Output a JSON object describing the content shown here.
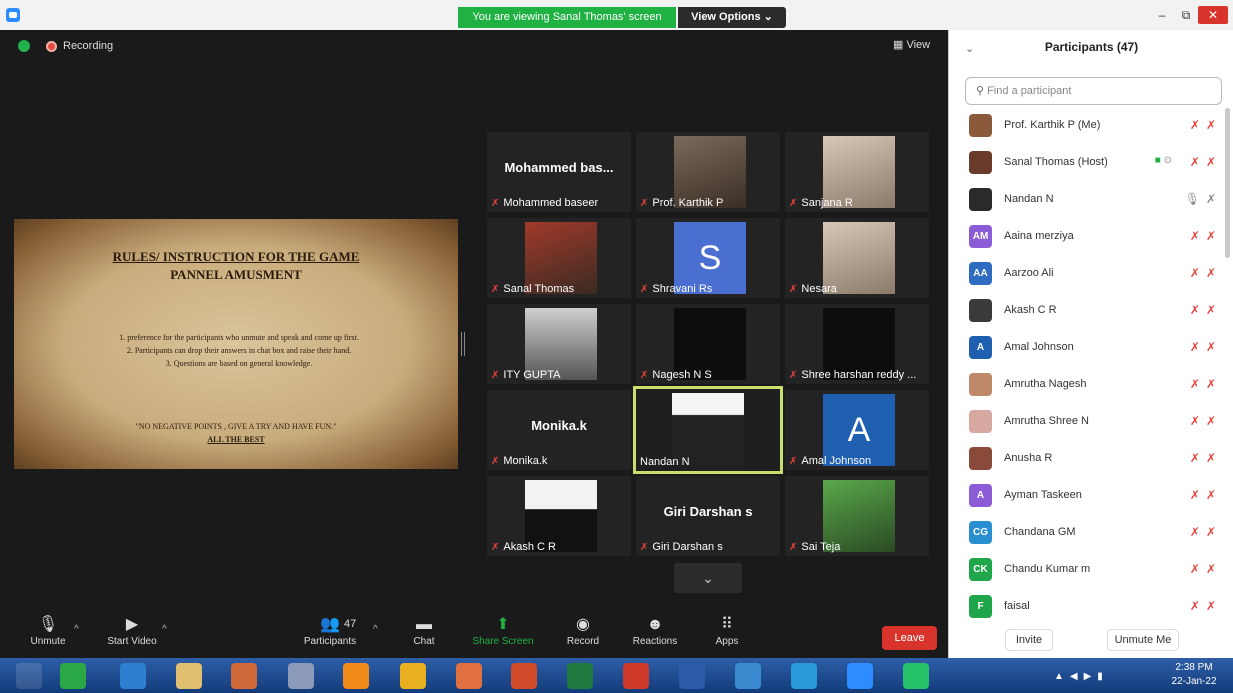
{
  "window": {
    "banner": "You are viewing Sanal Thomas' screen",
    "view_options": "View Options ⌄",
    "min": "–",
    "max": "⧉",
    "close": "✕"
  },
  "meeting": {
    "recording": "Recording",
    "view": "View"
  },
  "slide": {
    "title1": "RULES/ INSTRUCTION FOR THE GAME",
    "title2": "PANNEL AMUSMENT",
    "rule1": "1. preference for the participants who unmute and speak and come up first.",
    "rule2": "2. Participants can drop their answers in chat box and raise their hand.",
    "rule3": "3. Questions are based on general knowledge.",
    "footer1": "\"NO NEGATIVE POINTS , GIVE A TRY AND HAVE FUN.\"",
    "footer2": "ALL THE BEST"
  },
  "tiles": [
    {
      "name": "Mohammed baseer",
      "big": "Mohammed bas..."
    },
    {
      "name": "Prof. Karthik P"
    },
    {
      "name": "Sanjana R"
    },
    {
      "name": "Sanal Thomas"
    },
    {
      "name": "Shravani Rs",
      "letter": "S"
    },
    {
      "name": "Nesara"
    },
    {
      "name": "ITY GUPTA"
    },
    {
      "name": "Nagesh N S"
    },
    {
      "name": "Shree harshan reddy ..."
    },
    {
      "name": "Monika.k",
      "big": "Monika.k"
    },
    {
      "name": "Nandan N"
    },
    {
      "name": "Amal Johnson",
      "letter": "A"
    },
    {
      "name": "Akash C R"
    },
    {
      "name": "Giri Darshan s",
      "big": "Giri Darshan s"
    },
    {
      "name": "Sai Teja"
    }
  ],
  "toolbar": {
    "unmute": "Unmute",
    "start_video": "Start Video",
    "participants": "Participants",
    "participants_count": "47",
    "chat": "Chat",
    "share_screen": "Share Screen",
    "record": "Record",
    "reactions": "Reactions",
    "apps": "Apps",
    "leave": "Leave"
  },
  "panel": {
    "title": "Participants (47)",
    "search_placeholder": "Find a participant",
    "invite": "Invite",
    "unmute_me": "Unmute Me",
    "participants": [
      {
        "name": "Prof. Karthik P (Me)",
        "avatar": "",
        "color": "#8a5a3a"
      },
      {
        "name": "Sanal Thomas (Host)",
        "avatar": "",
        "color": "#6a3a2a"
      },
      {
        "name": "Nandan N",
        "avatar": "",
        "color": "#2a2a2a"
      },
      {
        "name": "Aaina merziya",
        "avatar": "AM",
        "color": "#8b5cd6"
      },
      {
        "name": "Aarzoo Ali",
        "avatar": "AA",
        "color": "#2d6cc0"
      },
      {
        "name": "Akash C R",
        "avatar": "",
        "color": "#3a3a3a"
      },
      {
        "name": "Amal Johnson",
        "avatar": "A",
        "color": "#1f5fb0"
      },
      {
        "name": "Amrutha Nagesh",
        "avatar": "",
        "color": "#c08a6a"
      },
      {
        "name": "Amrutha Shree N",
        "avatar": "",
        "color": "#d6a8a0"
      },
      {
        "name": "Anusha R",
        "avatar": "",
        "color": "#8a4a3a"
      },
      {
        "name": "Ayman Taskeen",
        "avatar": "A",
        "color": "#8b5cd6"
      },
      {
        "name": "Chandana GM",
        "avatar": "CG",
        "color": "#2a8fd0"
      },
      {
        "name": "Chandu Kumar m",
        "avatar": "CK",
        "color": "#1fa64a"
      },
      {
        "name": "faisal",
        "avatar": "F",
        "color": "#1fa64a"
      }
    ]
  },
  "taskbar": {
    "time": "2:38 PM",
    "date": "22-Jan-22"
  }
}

_The problem:_
Count how many lines of the listing above include "Prof" and report that number alone.

_Final result:_
2